- GOAL: Copy each line below exactly and leave the pictures out.
***** LISTED ENTRIES
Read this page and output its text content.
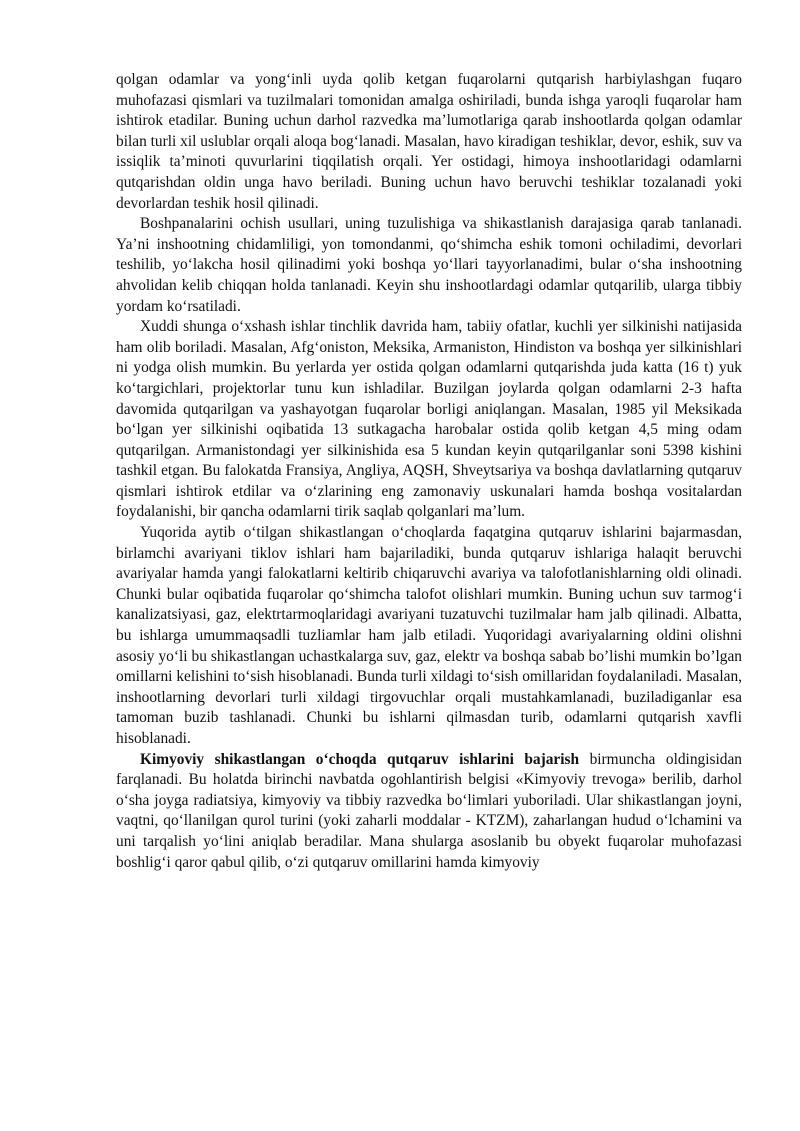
qolgan odamlar va yong‘inli uyda qolib ketgan fuqarolarni qutqarish harbiylashgan fuqaro muhofazasi qismlari va tuzilmalari tomonidan amalga oshiriladi, bunda ishga yaroqli fuqarolar ham ishtirok etadilar. Buning uchun darhol razvedka ma’lumotlariga qarab inshootlarda qolgan odamlar bilan turli xil uslublar orqali aloqa bog‘lanadi. Masalan, havo kiradigan teshiklar, devor, eshik, suv va issiqlik ta’minoti quvurlarini tiqqilatish orqali. Yer ostidagi, himoya inshootlaridagi odamlarni qutqarishdan oldin unga havo beriladi. Buning uchun havo beruvchi teshiklar tozalanadi yoki devorlardan teshik hosil qilinadi.

Boshpanalarini ochish usullari, uning tuzulishiga va shikastlanish darajasiga qarab tanlanadi. Ya’ni inshootning chidamliligi, yon tomondanmi, qo‘shimcha eshik tomoni ochiladimi, devorlari teshilib, yo‘lakcha hosil qilinadimi yoki boshqa yo‘llari tayyorlanadimi, bular o‘sha inshootning ahvolidan kelib chiqqan holda tanlanadi. Keyin shu inshootlardagi odamlar qutqarilib, ularga tibbiy yordam ko‘rsatiladi.

Xuddi shunga o‘xshash ishlar tinchlik davrida ham, tabiiy ofatlar, kuchli yer silkinishi natijasida ham olib boriladi. Masalan, Afg‘oniston, Meksika, Armaniston, Hindiston va boshqa yer silkinishlari ni yodga olish mumkin. Bu yerlarda yer ostida qolgan odamlarni qutqarishda juda katta (16 t) yuk ko‘targichlari, projektorlar tunu kun ishladilar. Buzilgan joylarda qolgan odamlarni 2-3 hafta davomida qutqarilgan va yashayotgan fuqarolar borligi aniqlangan. Masalan, 1985 yil Meksikada bo‘lgan yer silkinishi oqibatida 13 sutkagacha harobalar ostida qolib ketgan 4,5 ming odam qutqarilgan. Armanistondagi yer silkinishida esa 5 kundan keyin qutqarilganlar soni 5398 kishini tashkil etgan. Bu falokatda Fransiya, Angliya, AQSH, Shveytsariya va boshqa davlatlarning qutqaruv qismlari ishtirok etdilar va o‘zlarining eng zamonaviy uskunalari hamda boshqa vositalardan foydalanishi, bir qancha odamlarni tirik saqlab qolganlari ma’lum.

Yuqorida aytib o‘tilgan shikastlangan o‘choqlarda faqatgina qutqaruv ishlarini bajarmasdan, birlamchi avariyani tiklov ishlari ham bajariladiki, bunda qutqaruv ishlariga halaqit beruvchi avariyalar hamda yangi falokatlarni keltirib chiqaruvchi avariya va talofotlanishlarning oldi olinadi. Chunki bular oqibatida fuqarolar qo‘shimcha talofot olishlari mumkin. Buning uchun suv tarmog‘i kanalizatsiyasi, gaz, elektrtarmoqlaridagi avariyani tuzatuvchi tuzilmalar ham jalb qilinadi. Albatta, bu ishlarga umummaqsadli tuzliamlar ham jalb etiladi. Yuqoridagi avariyalarning oldini olishni asosiy yo‘li bu shikastlangan uchastkalarga suv, gaz, elektr va boshqa sabab bo’lishi mumkin bo’lgan omillarni kelishini to‘sish hisoblanadi. Bunda turli xildagi to‘sish omillaridan foydalaniladi. Masalan, inshootlarning devorlari turli xildagi tirgovuchlar orqali mustahkamlanadi, buziladiganlar esa tamoman buzib tashlanadi. Chunki bu ishlarni qilmasdan turib, odamlarni qutqarish xavfli hisoblanadi.

Kimyoviy shikastlangan o‘choqda qutqaruv ishlarini bajarish birmuncha oldingisidan farqlanadi. Bu holatda birinchi navbatda ogohlantirish belgisi «Kimyoviy trevoga» berilib, darhol o‘sha joyga radiatsiya, kimyoviy va tibbiy razvedka bo‘limlari yuboriladi. Ular shikastlangan joyni, vaqtni, qo‘llanilgan qurol turini (yoki zaharli moddalar - KTZM), zaharlangan hudud o‘lchamini va uni tarqalish yo‘lini aniqlab beradilar. Mana shularga asoslanib bu obyekt fuqarolar muhofazasi boshlig‘i qaror qabul qilib, o‘zi qutqaruv omillarini hamda kimyoviy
**********
- SOLUTION FOR THIS TASK:
Read this page and output its text content.
qolgan odamlar va yong‘inli uyda qolib ketgan fuqarolarni qutqarish harbiylashgan fuqaro muhofazasi qismlari va tuzilmalari tomonidan amalga oshiriladi, bunda ishga yaroqli fuqarolar ham ishtirok etadilar. Buning uchun darhol razvedka ma’lumotlariga qarab inshootlarda qolgan odamlar bilan turli xil uslublar orqali aloqa bog‘lanadi. Masalan, havo kiradigan teshiklar, devor, eshik, suv va issiqlik ta’minoti quvurlarini tiqqilatish orqali. Yer ostidagi, himoya inshootlaridagi odamlarni qutqarishdan oldin unga havo beriladi. Buning uchun havo beruvchi teshiklar tozalanadi yoki devorlardan teshik hosil qilinadi.

Boshpanalarini ochish usullari, uning tuzulishiga va shikastlanish darajasiga qarab tanlanadi. Ya’ni inshootning chidamliligi, yon tomondanmi, qo‘shimcha eshik tomoni ochiladimi, devorlari teshilib, yo‘lakcha hosil qilinadimi yoki boshqa yo‘llari tayyorlanadimi, bular o‘sha inshootning ahvolidan kelib chiqqan holda tanlanadi. Keyin shu inshootlardagi odamlar qutqarilib, ularga tibbiy yordam ko‘rsatiladi.

Xuddi shunga o‘xshash ishlar tinchlik davrida ham, tabiiy ofatlar, kuchli yer silkinishi natijasida ham olib boriladi. Masalan, Afg‘oniston, Meksika, Armaniston, Hindiston va boshqa yer silkinishlari ni yodga olish mumkin. Bu yerlarda yer ostida qolgan odamlarni qutqarishda juda katta (16 t) yuk ko‘targichlari, projektorlar tunu kun ishladilar. Buzilgan joylarda qolgan odamlarni 2-3 hafta davomida qutqarilgan va yashayotgan fuqarolar borligi aniqlangan. Masalan, 1985 yil Meksikada bo‘lgan yer silkinishi oqibatida 13 sutkagacha harobalar ostida qolib ketgan 4,5 ming odam qutqarilgan. Armanistondagi yer silkinishida esa 5 kundan keyin qutqarilganlar soni 5398 kishini tashkil etgan. Bu falokatda Fransiya, Angliya, AQSH, Shveytsariya va boshqa davlatlarning qutqaruv qismlari ishtirok etdilar va o‘zlarining eng zamonaviy uskunalari hamda boshqa vositalardan foydalanishi, bir qancha odamlarni tirik saqlab qolganlari ma’lum.

Yuqorida aytib o‘tilgan shikastlangan o‘choqlarda faqatgina qutqaruv ishlarini bajarmasdan, birlamchi avariyani tiklov ishlari ham bajariladiki, bunda qutqaruv ishlariga halaqit beruvchi avariyalar hamda yangi falokatlarni keltirib chiqaruvchi avariya va talofotlanishlarning oldi olinadi. Chunki bular oqibatida fuqarolar qo‘shimcha talofot olishlari mumkin. Buning uchun suv tarmog‘i kanalizatsiyasi, gaz, elektrtarmoqlaridagi avariyani tuzatuvchi tuzilmalar ham jalb qilinadi. Albatta, bu ishlarga umummaqsadli tuzliamlar ham jalb etiladi. Yuqoridagi avariyalarning oldini olishni asosiy yo‘li bu shikastlangan uchastkalarga suv, gaz, elektr va boshqa sabab bo’lishi mumkin bo’lgan omillarni kelishini to‘sish hisoblanadi. Bunda turli xildagi to‘sish omillaridan foydalaniladi. Masalan, inshootlarning devorlari turli xildagi tirgovuchlar orqali mustahkamlanadi, buziladiganlar esa tamoman buzib tashlanadi. Chunki bu ishlarni qilmasdan turib, odamlarni qutqarish xavfli hisoblanadi.

Kimyoviy shikastlangan o‘choqda qutqaruv ishlarini bajarish birmuncha oldingisidan farqlanadi. Bu holatda birinchi navbatda ogohlantirish belgisi «Kimyoviy trevoga» berilib, darhol o‘sha joyga radiatsiya, kimyoviy va tibbiy razvedka bo‘limlari yuboriladi. Ular shikastlangan joyni, vaqtni, qo‘llanilgan qurol turini (yoki zaharli moddalar - KTZM), zaharlangan hudud o‘lchamini va uni tarqalish yo‘lini aniqlab beradilar. Mana shularga asoslanib bu obyekt fuqarolar muhofazasi boshlig‘i qaror qabul qilib, o‘zi qutqaruv omillarini hamda kimyoviy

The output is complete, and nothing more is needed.